● Goal:
Retype the records below word for word and omit any image.

(Part of a data file)
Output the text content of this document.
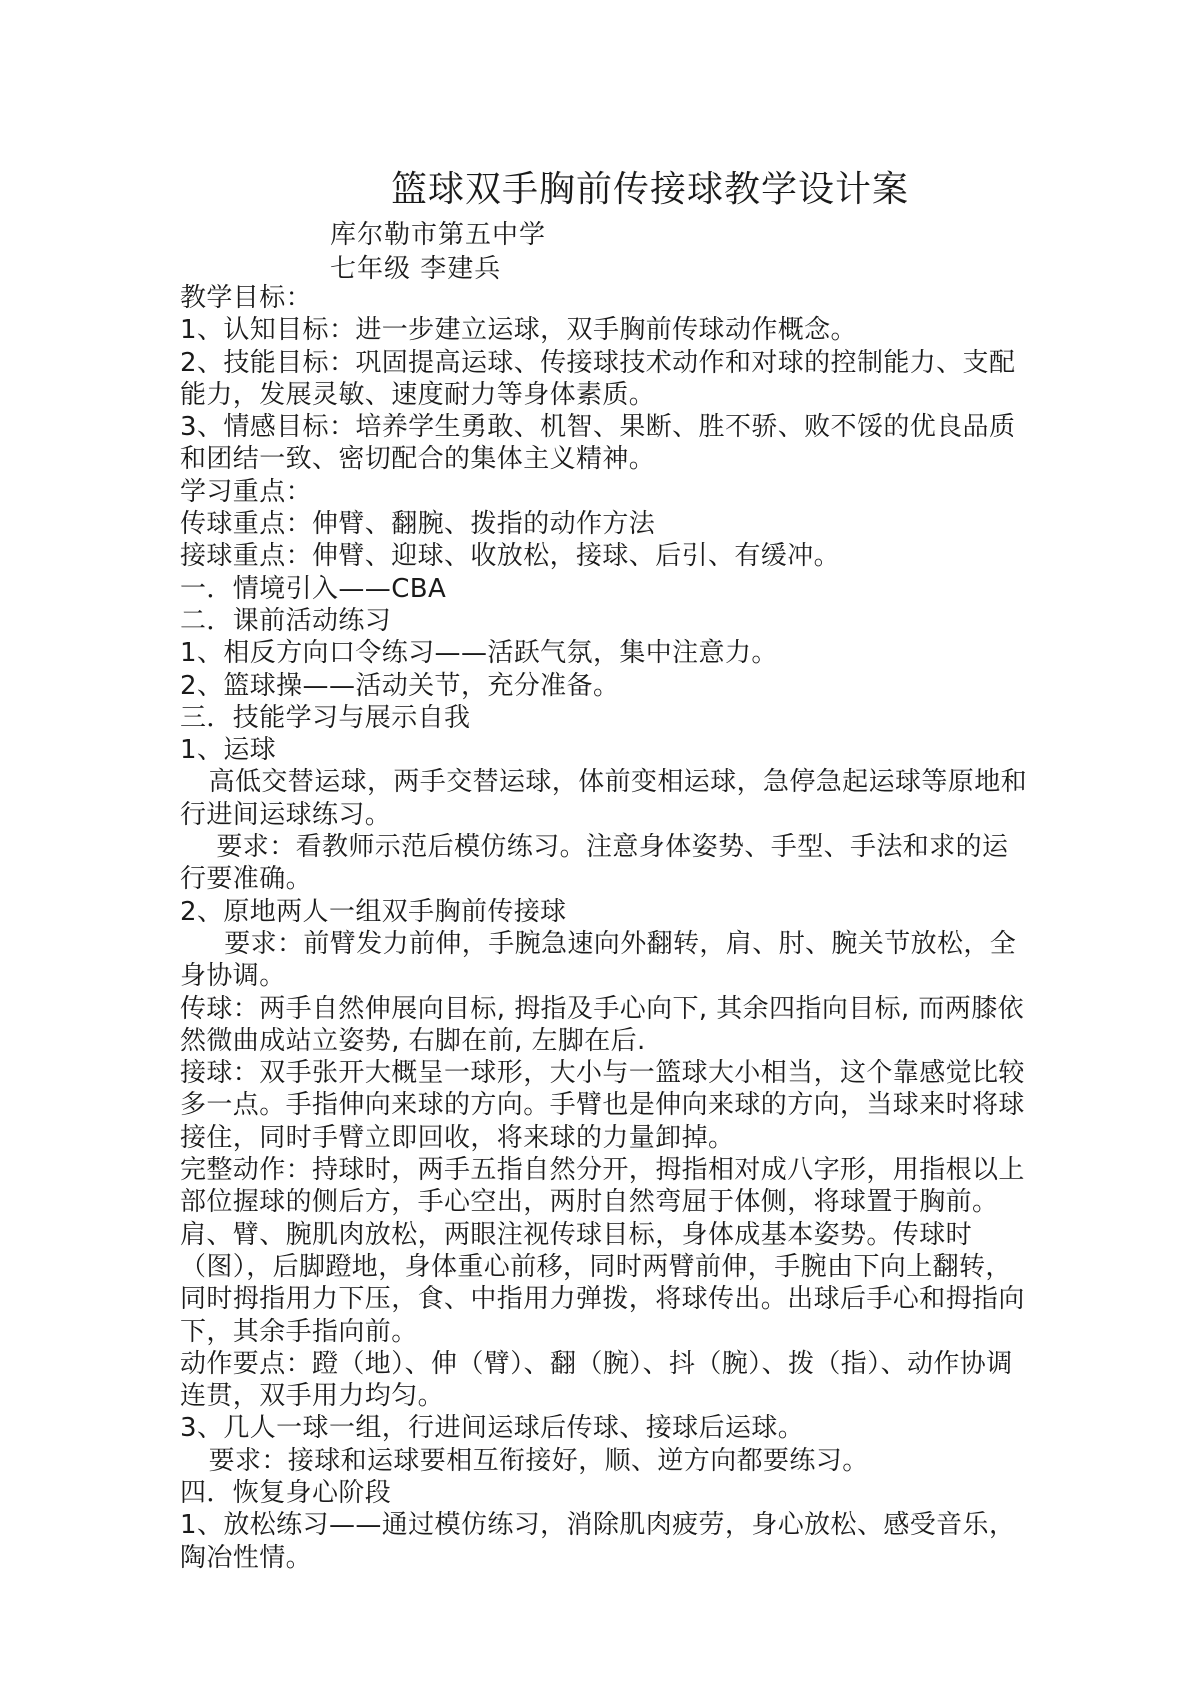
篮球双手胸前传接球教学设计案
库尔勒市第五中学
七年级 李建兵

教学目标：

1、认知目标：进一步建立运球，双手胸前传球动作概念。

2、技能目标：巩固提高运球、传接球技术动作和对球的控制能力、支配能力，发展灵敏、速度耐力等身体素质。

3、情感目标：培养学生勇敢、机智、果断、胜不骄、败不馁的优良品质和团结一致、密切配合的集体主义精神。

学习重点：

传球重点：伸臂、翻腕、拨指的动作方法

接球重点：伸臂、迎球、收放松，接球、后引、有缓冲。

一．情境引入——CBA

二．课前活动练习

1、相反方向口令练习——活跃气氛，集中注意力。

2、篮球操——活动关节，充分准备。

三．技能学习与展示自我

1、运球

高低交替运球，两手交替运球，体前变相运球，急停急起运球等原地和行进间运球练习。

要求：看教师示范后模仿练习。注意身体姿势、手型、手法和求的运行要准确。

2、原地两人一组双手胸前传接球

要求：前臂发力前伸，手腕急速向外翻转，肩、肘、腕关节放松，全身协调。

传球：两手自然伸展向目标, 拇指及手心向下, 其余四指向目标, 而两膝依然微曲成站立姿势, 右脚在前, 左脚在后.

接球：双手张开大概呈一球形，大小与一篮球大小相当，这个靠感觉比较多一点。手指伸向来球的方向。手臂也是伸向来球的方向，当球来时将球接住，同时手臂立即回收，将来球的力量卸掉。

完整动作：持球时，两手五指自然分开，拇指相对成八字形，用指根以上部位握球的侧后方，手心空出，两肘自然弯屈于体侧，将球置于胸前。肩、臂、腕肌肉放松，两眼注视传球目标，身体成基本姿势。传球时（图），后脚蹬地，身体重心前移，同时两臂前伸，手腕由下向上翻转，同时拇指用力下压，食、中指用力弹拨，将球传出。出球后手心和拇指向下，其余手指向前。

动作要点：蹬（地）、伸（臂）、翻（腕）、抖（腕）、拨（指）、动作协调连贯，双手用力均匀。

3、几人一球一组，行进间运球后传球、接球后运球。

要求：接球和运球要相互衔接好，顺、逆方向都要练习。

四．恢复身心阶段

1、放松练习——通过模仿练习，消除肌肉疲劳，身心放松、感受音乐，陶冶性情。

● Exercise output:
Output the text content of this document.
篮球双手胸前传接球教学设计案
库尔勒市第五中学
七年级 李建兵

教学目标：

1、认知目标：进一步建立运球，双手胸前传球动作概念。

2、技能目标：巩固提高运球、传接球技术动作和对球的控制能力、支配能力，发展灵敏、速度耐力等身体素质。

3、情感目标：培养学生勇敢、机智、果断、胜不骄、败不馁的优良品质和团结一致、密切配合的集体主义精神。

学习重点：

传球重点：伸臂、翻腕、拨指的动作方法

接球重点：伸臂、迎球、收放松，接球、后引、有缓冲。

一．情境引入——CBA

二．课前活动练习

1、相反方向口令练习——活跃气氛，集中注意力。

2、篮球操——活动关节，充分准备。

三．技能学习与展示自我

1、运球

高低交替运球，两手交替运球，体前变相运球，急停急起运球等原地和行进间运球练习。

要求：看教师示范后模仿练习。注意身体姿势、手型、手法和求的运行要准确。

2、原地两人一组双手胸前传接球

要求：前臂发力前伸，手腕急速向外翻转，肩、肘、腕关节放松，全身协调。

传球：两手自然伸展向目标, 拇指及手心向下, 其余四指向目标, 而两膝依然微曲成站立姿势, 右脚在前, 左脚在后.

接球：双手张开大概呈一球形，大小与一篮球大小相当，这个靠感觉比较多一点。手指伸向来球的方向。手臂也是伸向来球的方向，当球来时将球接住，同时手臂立即回收，将来球的力量卸掉。

完整动作：持球时，两手五指自然分开，拇指相对成八字形，用指根以上部位握球的侧后方，手心空出，两肘自然弯屈于体侧，将球置于胸前。肩、臂、腕肌肉放松，两眼注视传球目标，身体成基本姿势。传球时（图），后脚蹬地，身体重心前移，同时两臂前伸，手腕由下向上翻转，同时拇指用力下压，食、中指用力弹拨，将球传出。出球后手心和拇指向下，其余手指向前。

动作要点：蹬（地）、伸（臂）、翻（腕）、抖（腕）、拨（指）、动作协调连贯，双手用力均匀。

3、几人一球一组，行进间运球后传球、接球后运球。

要求：接球和运球要相互衔接好，顺、逆方向都要练习。

四．恢复身心阶段

1、放松练习——通过模仿练习，消除肌肉疲劳，身心放松、感受音乐，陶冶性情。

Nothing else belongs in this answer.